How many lines in the data below contain the word "главой"? Case matters, and your reply should be the number alone.
----
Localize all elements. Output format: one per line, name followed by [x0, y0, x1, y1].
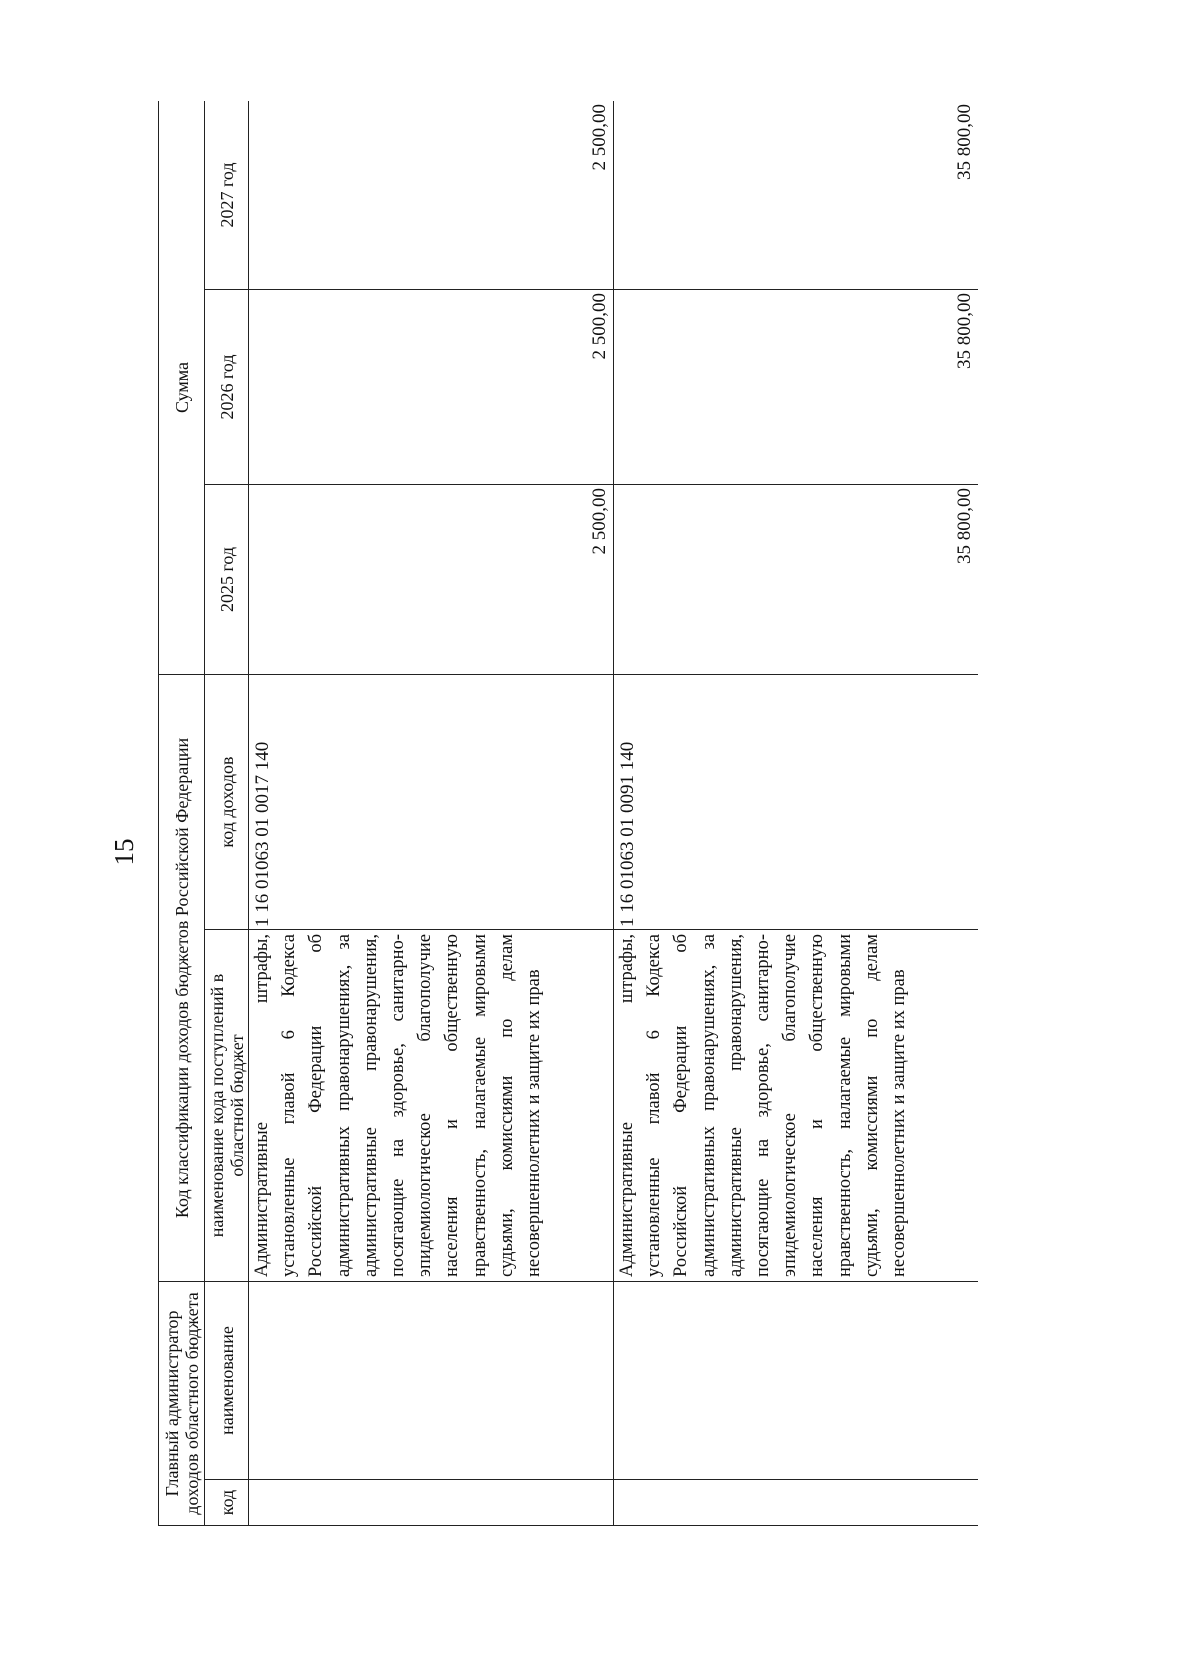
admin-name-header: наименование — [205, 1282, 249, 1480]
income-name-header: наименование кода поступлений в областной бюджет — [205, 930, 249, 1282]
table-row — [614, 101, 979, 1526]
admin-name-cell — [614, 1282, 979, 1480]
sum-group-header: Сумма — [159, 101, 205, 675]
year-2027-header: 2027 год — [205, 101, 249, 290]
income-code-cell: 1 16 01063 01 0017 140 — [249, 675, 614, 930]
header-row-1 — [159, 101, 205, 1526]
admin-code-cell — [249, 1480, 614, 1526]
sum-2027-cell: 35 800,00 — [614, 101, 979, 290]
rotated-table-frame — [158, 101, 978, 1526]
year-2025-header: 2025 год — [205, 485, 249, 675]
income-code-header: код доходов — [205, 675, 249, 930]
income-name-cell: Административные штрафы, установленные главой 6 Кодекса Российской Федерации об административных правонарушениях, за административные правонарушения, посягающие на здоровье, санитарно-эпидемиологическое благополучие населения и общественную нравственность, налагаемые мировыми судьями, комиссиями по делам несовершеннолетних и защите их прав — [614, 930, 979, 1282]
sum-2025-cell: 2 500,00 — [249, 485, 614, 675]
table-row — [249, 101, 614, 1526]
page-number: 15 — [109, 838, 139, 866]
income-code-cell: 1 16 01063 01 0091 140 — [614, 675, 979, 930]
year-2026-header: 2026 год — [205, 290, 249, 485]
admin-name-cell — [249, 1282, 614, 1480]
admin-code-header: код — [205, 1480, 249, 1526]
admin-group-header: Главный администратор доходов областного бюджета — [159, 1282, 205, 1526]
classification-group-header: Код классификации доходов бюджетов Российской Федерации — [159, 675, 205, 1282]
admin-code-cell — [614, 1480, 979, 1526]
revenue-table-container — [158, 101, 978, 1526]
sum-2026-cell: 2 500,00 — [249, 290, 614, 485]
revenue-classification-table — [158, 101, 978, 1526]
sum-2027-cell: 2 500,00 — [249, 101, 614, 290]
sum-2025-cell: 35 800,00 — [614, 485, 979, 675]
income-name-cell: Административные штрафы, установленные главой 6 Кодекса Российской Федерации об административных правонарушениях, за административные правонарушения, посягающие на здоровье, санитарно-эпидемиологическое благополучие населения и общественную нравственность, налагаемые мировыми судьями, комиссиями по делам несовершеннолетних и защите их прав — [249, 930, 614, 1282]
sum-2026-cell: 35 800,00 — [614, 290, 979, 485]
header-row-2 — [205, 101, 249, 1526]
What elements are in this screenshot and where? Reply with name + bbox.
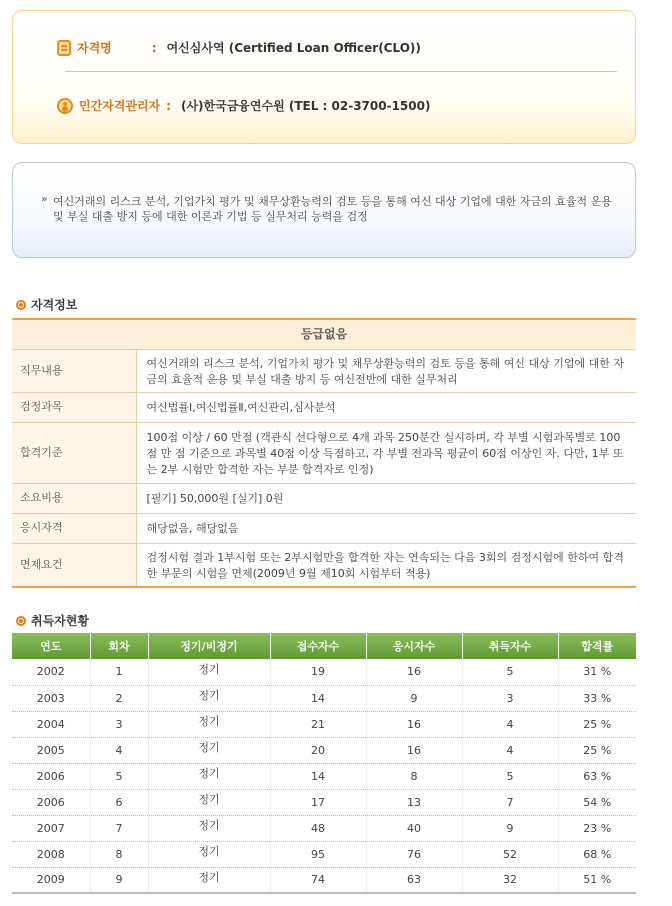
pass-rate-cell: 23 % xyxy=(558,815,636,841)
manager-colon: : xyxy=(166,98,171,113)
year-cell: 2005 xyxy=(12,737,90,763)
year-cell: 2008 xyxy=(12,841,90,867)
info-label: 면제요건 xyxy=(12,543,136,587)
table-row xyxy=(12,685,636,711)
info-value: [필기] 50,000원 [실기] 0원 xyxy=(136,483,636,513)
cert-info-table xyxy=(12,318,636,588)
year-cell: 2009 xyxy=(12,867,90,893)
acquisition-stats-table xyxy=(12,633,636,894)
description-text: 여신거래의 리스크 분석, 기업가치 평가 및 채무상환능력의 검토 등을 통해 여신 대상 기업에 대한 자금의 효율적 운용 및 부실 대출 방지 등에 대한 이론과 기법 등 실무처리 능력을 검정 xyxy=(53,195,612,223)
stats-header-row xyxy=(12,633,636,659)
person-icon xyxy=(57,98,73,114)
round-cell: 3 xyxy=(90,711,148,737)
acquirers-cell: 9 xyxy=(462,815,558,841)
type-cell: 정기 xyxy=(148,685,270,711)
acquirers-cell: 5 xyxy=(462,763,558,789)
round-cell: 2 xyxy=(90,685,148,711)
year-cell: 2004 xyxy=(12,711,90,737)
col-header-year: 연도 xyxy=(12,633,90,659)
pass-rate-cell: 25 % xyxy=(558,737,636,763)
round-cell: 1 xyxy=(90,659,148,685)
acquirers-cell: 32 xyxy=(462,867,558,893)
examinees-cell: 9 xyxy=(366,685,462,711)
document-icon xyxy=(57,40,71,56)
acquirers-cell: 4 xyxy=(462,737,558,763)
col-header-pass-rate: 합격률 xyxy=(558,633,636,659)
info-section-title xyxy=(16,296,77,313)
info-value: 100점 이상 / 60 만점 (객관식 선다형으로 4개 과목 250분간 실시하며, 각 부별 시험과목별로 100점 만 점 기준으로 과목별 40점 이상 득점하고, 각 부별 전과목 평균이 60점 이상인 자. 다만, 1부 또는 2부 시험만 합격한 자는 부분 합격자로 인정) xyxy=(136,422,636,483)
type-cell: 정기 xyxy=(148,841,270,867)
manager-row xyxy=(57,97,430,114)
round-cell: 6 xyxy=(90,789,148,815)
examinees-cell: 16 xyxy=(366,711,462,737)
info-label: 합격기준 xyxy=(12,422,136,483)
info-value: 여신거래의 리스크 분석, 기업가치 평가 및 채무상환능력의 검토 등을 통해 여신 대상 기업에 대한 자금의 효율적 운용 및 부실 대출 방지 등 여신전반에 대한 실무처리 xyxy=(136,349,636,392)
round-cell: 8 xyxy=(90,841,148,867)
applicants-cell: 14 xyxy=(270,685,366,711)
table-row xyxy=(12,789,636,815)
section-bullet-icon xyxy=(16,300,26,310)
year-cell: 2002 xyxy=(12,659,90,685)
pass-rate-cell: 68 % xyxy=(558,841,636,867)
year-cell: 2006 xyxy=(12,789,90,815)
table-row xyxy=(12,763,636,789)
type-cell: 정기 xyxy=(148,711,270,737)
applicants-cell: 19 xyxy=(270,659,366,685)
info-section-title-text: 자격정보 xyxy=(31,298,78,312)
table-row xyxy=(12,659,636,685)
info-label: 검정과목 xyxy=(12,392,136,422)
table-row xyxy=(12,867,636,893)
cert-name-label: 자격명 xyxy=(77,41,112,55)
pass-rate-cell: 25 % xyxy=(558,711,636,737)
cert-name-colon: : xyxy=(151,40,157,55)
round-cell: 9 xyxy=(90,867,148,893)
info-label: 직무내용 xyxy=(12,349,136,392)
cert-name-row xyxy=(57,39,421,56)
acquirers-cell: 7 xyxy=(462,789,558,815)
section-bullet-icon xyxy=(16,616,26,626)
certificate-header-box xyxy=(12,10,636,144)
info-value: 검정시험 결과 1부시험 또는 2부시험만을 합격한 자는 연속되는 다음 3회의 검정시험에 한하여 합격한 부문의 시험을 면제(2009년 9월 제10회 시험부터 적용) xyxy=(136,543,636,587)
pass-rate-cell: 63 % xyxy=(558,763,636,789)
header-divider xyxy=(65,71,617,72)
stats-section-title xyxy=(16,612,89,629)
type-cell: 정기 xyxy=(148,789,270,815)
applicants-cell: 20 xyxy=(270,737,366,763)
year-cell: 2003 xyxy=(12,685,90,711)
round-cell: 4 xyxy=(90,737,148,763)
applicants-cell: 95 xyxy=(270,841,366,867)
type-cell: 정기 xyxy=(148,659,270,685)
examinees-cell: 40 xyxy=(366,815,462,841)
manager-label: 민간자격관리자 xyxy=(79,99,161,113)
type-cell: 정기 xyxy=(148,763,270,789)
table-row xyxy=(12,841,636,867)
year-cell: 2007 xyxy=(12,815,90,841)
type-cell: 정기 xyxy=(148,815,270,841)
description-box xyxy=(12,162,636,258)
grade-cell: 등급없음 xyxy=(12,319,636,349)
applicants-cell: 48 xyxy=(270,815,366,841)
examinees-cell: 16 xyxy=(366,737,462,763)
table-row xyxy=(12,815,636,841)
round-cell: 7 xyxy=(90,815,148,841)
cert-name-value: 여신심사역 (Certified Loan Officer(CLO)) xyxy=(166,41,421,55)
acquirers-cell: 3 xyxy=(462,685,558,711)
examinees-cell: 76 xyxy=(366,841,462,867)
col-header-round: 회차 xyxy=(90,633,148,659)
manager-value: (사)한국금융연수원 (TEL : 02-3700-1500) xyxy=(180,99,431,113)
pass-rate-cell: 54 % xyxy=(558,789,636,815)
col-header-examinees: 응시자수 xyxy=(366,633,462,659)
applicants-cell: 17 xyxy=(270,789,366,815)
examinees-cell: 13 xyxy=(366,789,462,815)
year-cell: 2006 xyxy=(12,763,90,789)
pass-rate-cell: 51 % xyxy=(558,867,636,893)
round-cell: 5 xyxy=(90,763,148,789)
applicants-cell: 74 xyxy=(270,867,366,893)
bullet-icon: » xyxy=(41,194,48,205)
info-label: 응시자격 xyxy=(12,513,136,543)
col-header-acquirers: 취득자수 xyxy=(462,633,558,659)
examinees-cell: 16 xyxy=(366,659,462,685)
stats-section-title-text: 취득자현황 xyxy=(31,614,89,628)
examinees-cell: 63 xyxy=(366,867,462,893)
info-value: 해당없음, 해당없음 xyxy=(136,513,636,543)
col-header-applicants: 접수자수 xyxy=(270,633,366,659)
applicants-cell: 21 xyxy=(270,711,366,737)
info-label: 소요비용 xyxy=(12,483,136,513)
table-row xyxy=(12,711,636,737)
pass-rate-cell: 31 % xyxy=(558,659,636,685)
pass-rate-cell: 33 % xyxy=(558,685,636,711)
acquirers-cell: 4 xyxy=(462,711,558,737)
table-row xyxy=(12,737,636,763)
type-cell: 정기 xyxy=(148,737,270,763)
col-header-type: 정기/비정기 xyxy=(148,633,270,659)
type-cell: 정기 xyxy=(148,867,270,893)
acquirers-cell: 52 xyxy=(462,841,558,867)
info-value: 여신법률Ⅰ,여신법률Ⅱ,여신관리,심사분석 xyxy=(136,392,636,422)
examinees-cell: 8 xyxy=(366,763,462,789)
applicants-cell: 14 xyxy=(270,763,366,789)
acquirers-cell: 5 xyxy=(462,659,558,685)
----
__RESULT__: 2